Dataset items ::
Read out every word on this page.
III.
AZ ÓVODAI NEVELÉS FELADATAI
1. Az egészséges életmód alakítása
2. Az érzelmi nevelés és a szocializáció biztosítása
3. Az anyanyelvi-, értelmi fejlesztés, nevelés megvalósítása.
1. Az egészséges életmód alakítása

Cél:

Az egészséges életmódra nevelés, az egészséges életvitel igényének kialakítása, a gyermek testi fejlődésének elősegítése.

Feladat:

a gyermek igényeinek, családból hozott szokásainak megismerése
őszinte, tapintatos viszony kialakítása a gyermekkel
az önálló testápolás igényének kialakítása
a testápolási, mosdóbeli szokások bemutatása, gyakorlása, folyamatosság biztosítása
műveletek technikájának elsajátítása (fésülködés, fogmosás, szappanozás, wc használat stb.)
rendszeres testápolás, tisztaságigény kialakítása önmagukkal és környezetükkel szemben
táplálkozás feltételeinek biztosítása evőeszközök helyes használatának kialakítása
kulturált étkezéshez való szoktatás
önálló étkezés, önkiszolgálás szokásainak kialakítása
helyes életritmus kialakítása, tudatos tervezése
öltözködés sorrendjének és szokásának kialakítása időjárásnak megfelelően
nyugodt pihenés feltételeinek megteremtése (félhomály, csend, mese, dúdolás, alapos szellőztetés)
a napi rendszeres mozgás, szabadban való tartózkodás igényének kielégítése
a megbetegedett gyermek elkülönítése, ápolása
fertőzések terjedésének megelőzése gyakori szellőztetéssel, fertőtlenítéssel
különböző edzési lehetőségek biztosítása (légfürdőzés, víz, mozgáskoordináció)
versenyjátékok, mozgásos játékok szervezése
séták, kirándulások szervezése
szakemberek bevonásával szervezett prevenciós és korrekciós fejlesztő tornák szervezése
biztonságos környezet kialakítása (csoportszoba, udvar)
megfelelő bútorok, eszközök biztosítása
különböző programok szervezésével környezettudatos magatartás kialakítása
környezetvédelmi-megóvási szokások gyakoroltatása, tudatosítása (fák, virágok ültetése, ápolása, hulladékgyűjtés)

Given task :: Working from the material above, state how many lines contain "különböző"; give only the number.

Solution to this problem :: 2